__Passage__
All you need is love?
Our latest issue of Child Abuse Review, now available online, explores some of the dilemmas in working with violent fathers and their families. Positive affirmation and support is a central part of such work, but is it really all that is needed? Can violent men really change?
In our first paper for this issue Timothy Broady and colleagues report on an evaluation of a men’s domestic violence intervention programme, using a qualitative analysis of interviews with 21 participants (Broady et al., 2017). Perhaps the most striking finding of this research was the universal expression, by these fathers, of love for their children, and how that was ‘motivating them to stop using violence and to develop positive relationships with all family members’. Broady and his colleagues suggest that ‘the frustrations reported at not having contact with their children emerged as a particularly powerful experience that could be harnessed to encourage men to acknowledge the severity of their behaviour and to find alternative ways of relating to family members.’
It is not sufficient to put all the responsibility for keeping their children safe on mothers who themselves are victims of the violence and controlling behaviour perpetrated by their partners. If we are going to bring about any meaningful change in families affected by domestic violence, the perpetrators of that violence need to take responsibility for their attitudes and behaviours, and to take genuine steps towards changing not just the violent behaviours themselves, but also the deeper attitudes of power and control which underlie those behaviours.
Picking up on these findings, it seems imperative that intervention programmes seek to understand and work with what motivates violent perpetrators to change. If their love for their children can help motivate change, that must surely be a good thing. However, it is essential that practitioners, while showing compassion and a supportive attitude to their clients, are not naïve about the challenges involved. Change does not happen overnight, and the manipulative, controlling attitudes of many perpetrators of domestic violence mean that a degree of scepticism is important, along with patience and perseverance in working with these men.
As with so much of our safeguarding practice, we need to hold on to the hope that children’s lives can be better. We need to maintain high expectations of parents in their care of their children; provide them with the support that will enable them to meet those high expectations; and keep our focus on the child, so that we are prepared to challenge and act when those expectations are not met.

__What to do__
Answer these questions using the passage on violent fathers.
(a) How many participants were interviewed for the evaluation of the men's domestic violence intervention programme?
(b) On whom, according to the passage, is it not sufficient to put all the responsibility for keeping children safe?
(c) Along with patience and perseverance, what does the passage say is important in working with these men?

(Records of where elements appear)
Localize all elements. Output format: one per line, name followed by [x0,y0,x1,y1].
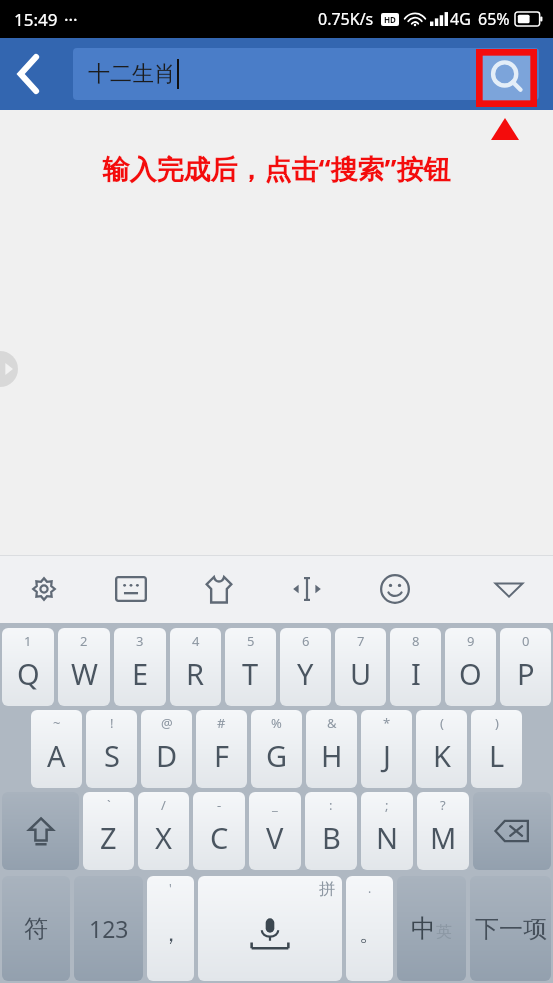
button[interactable]: Cursor [285,567,329,611]
staticText: 65% [478,8,510,30]
staticText: ··· [64,8,78,31]
staticText: 十二生肖 [88,60,176,88]
staticText: 123 [89,913,129,944]
button[interactable]: Open drawer [0,351,18,387]
staticText: 7 [357,632,365,650]
staticText: K [433,736,451,775]
staticText: ? [440,796,446,814]
button[interactable]: Shift [2,792,79,870]
staticText: T [242,654,259,693]
staticText: D [156,736,178,775]
staticText: 15:49 [14,8,58,31]
staticText: 中 [411,913,436,944]
staticText: ( [440,714,444,732]
button[interactable]: Settings [22,567,66,611]
staticText: ; [385,796,389,814]
staticText: P [517,654,535,693]
staticText: ~ [53,714,61,732]
button[interactable]: _ [249,792,301,870]
staticText: F [214,736,230,775]
button[interactable]: ` [83,792,134,870]
staticText: # [217,714,226,732]
staticText: B [322,818,341,857]
staticText: 0 [522,632,530,650]
staticText: 1 [24,632,32,650]
staticText: ， [160,920,182,948]
button[interactable]: 9 [445,628,496,706]
button[interactable]: 十二生肖 [73,48,539,100]
staticText: Z [100,818,117,857]
button[interactable]: 2 [58,628,110,706]
button[interactable]: 8 [390,628,441,706]
staticText: W [71,654,98,693]
staticText: R [186,654,205,693]
button[interactable]: ~ [31,710,82,788]
staticText: 0.75K/s [318,8,374,30]
staticText: ! [110,714,114,732]
staticText: H [321,736,343,775]
staticText: L [489,736,505,775]
staticText: E [132,654,149,693]
staticText: 3 [136,632,144,650]
button[interactable]: / [138,792,189,870]
staticText: 4G [450,8,471,30]
staticText: 英 [436,922,452,942]
button[interactable]: ; [361,792,413,870]
staticText: @ [161,714,173,732]
button[interactable]: Back [0,38,58,110]
button[interactable]: ) [471,710,522,788]
button[interactable]: Space, voice input [198,876,342,981]
staticText: 。 [359,920,381,948]
staticText: ' [169,880,172,896]
button[interactable]: 123 [74,876,143,981]
staticText: 下一项 [475,914,547,944]
button[interactable]: Keyboard layout [109,567,153,611]
staticText: V [266,818,284,857]
button[interactable]: % [251,710,302,788]
staticText: X [155,818,172,857]
button[interactable]: @ [141,710,192,788]
button[interactable]: . [346,876,393,981]
staticText: S [104,736,120,775]
button[interactable]: Search [476,49,537,107]
button[interactable]: 1 [2,628,54,706]
button[interactable]: Hide keyboard [487,567,531,611]
staticText: I [411,654,421,693]
staticText: 符 [24,914,48,944]
button[interactable]: ( [416,710,467,788]
staticText: - [217,796,222,814]
button[interactable]: 6 [280,628,331,706]
staticText: 5 [247,632,255,650]
button[interactable]: - [193,792,245,870]
button[interactable]: Theme [197,567,241,611]
button[interactable]: Emoji [373,567,417,611]
button[interactable]: 7 [335,628,386,706]
button[interactable]: & [306,710,357,788]
button[interactable]: 0 [500,628,551,706]
button[interactable]: * [361,710,412,788]
staticText: % [271,714,282,732]
button[interactable]: Backspace [473,792,551,870]
staticText: HD [384,14,396,25]
staticText: & [327,714,337,732]
staticText: : [329,796,333,814]
staticText: * [383,714,391,732]
staticText: J [383,736,391,775]
button[interactable]: Switch Chinese English [397,876,466,981]
button[interactable]: ! [86,710,137,788]
button[interactable]: 5 [225,628,276,706]
staticText: 9 [467,632,475,650]
staticText: . [368,880,372,896]
staticText: Y [297,654,314,693]
button[interactable]: # [196,710,247,788]
staticText: 8 [412,632,420,650]
button[interactable]: ? [417,792,469,870]
button[interactable]: 符 [2,876,70,981]
button[interactable]: : [305,792,357,870]
staticText: ) [495,714,499,732]
button[interactable]: 下一项 [470,876,551,981]
button[interactable]: 4 [170,628,221,706]
staticText: ` [107,796,111,814]
button[interactable]: ' [147,876,194,981]
button[interactable]: 3 [114,628,166,706]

__Correct output__
(a) 21 participants.
(b) On mothers who are themselves victims of the violence and controlling behavior perpetrated by their partners.
(c) A degree of skepticism.